■ **JOB**
Take every line where the string "február" appears and copy it.
start SUPPLIED ENTRIES
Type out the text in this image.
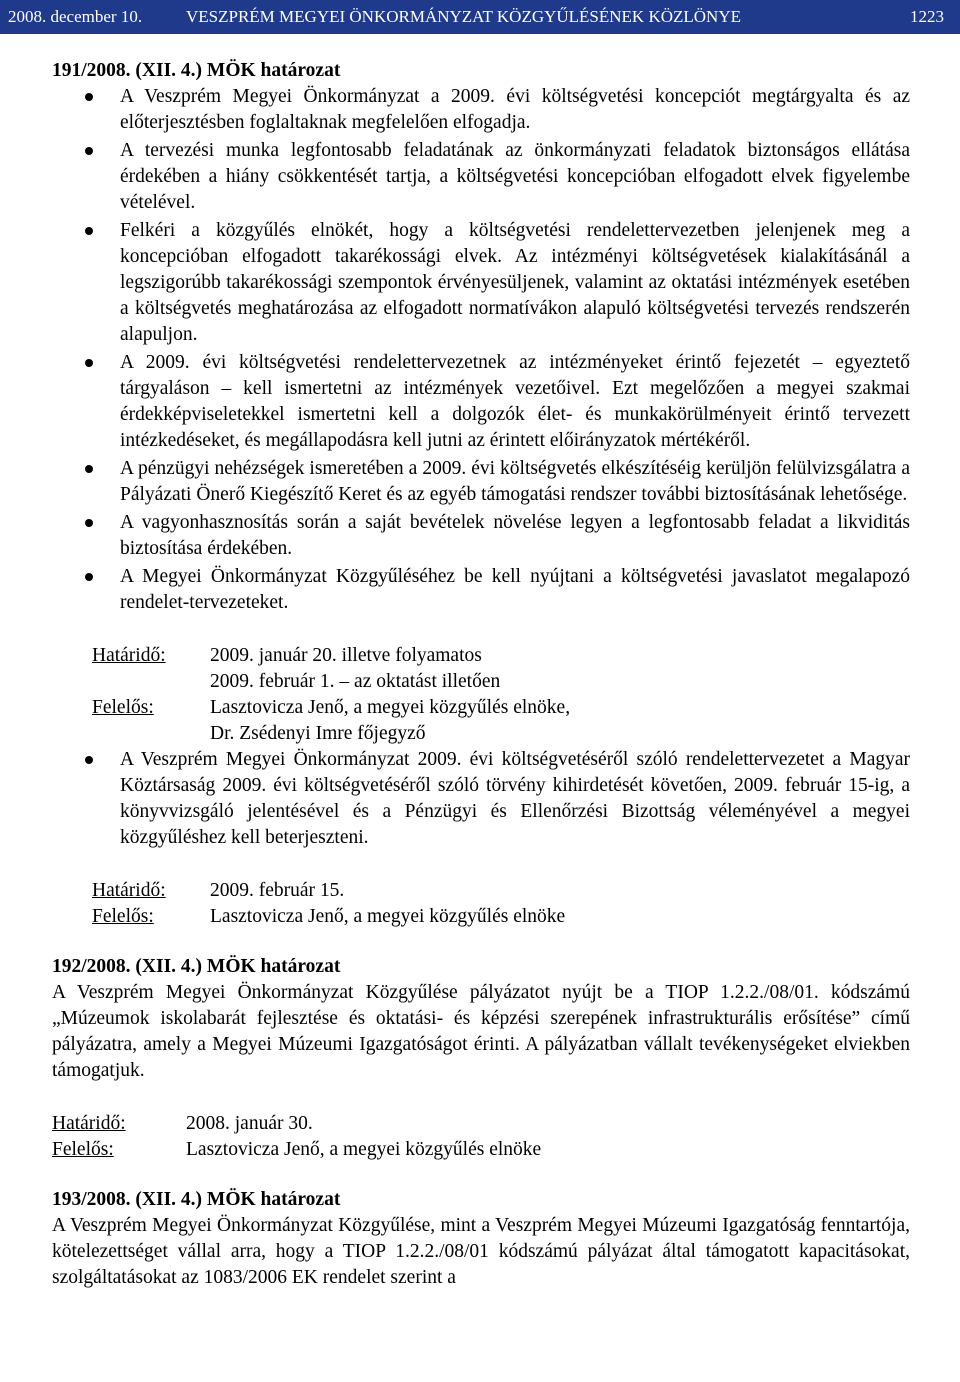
2008. december 10.	VESZPRÉM MEGYEI ÖNKORMÁNYZAT KÖZGYŰLÉSÉNEK KÖZLÖNYE	1223

191/2008. (XII. 4.) MÖK határozat

A Veszprém Megyei Önkormányzat a 2009. évi költségvetési koncepciót megtárgyalta és az előterjesztésben foglaltaknak megfelelően elfogadja.
A tervezési munka legfontosabb feladatának az önkormányzati feladatok biztonságos ellátása érdekében a hiány csökkentését tartja, a költségvetési koncepcióban elfogadott elvek figyelembe vételével.
Felkéri a közgyűlés elnökét, hogy a költségvetési rendelettervezetben jelenjenek meg a koncepcióban elfogadott takarékossági elvek. Az intézményi költségvetések kialakításánál a legszigorúbb takarékossági szempontok érvényesüljenek, valamint az oktatási intézmények esetében a költségvetés meghatározása az elfogadott normatívákon alapuló költségvetési tervezés rendszerén alapuljon.
A 2009. évi költségvetési rendelettervezetnek az intézményeket érintő fejezetét – egyeztető tárgyaláson – kell ismertetni az intézmények vezetőivel. Ezt megelőzően a megyei szakmai érdekképviseletekkel ismertetni kell a dolgozók élet- és munkakörülményeit érintő tervezett intézkedéseket, és megállapodásra kell jutni az érintett előirányzatok mértékéről.
A pénzügyi nehézségek ismeretében a 2009. évi költségvetés elkészítéséig kerüljön felülvizsgálatra a Pályázati Önerő Kiegészítő Keret és az egyéb támogatási rendszer további biztosításának lehetősége.
A vagyonhasznosítás során a saját bevételek növelése legyen a legfontosabb feladat a likviditás biztosítása érdekében.
A Megyei Önkormányzat Közgyűléséhez be kell nyújtani a költségvetési javaslatot megalapozó rendelet-tervezeteket.
Határidő:	2009. január 20. illetve folyamatos
2009. február 1. – az oktatást illetően
Felelős:	Lasztovicza Jenő, a megyei közgyűlés elnöke,
Dr. Zsédenyi Imre főjegyző
A Veszprém Megyei Önkormányzat 2009. évi költségvetéséről szóló rendelettervezetet a Magyar Köztársaság 2009. évi költségvetéséről szóló törvény kihirdetését követően, 2009. február 15-ig, a könyvvizsgáló jelentésével és a Pénzügyi és Ellenőrzési Bizottság véleményével a megyei közgyűléshez kell beterjeszteni.
Határidő:	2009. február 15.
Felelős:	Lasztovicza Jenő, a megyei közgyűlés elnöke

192/2008. (XII. 4.) MÖK határozat

A Veszprém Megyei Önkormányzat Közgyűlése pályázatot nyújt be a TIOP 1.2.2./08/01. kódszámú „Múzeumok iskolabarát fejlesztése és oktatási- és képzési szerepének infrastrukturális erősítése” című pályázatra, amely a Megyei Múzeumi Igazgatóságot érinti. A pályázatban vállalt tevékenységeket elviekben támogatjuk.

Határidő:	2008. január 30.
Felelős:	Lasztovicza Jenő, a megyei közgyűlés elnöke

193/2008. (XII. 4.) MÖK határozat

A Veszprém Megyei Önkormányzat Közgyűlése, mint a Veszprém Megyei Múzeumi Igazgatóság fenntartója, kötelezettséget vállal arra, hogy a TIOP 1.2.2./08/01 kódszámú pályázat által támogatott kapacitásokat, szolgáltatásokat az 1083/2006 EK rendelet szerint a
end SUPPLIED ENTRIES
■ **OUTPUT OF THE EXERCISE**
2009. február 1. – az oktatást illetően
A Veszprém Megyei Önkormányzat 2009. évi költségvetéséről szóló rendelettervezetet a Magyar Köztársaság 2009. évi költségvetéséről szóló törvény kihirdetését követően, 2009. február 15-ig, a könyvvizsgáló jelentésével és a Pénzügyi és Ellenőrzési Bizottság véleményével a megyei közgyűléshez kell beterjeszteni.
Határidő:	2009. február 15.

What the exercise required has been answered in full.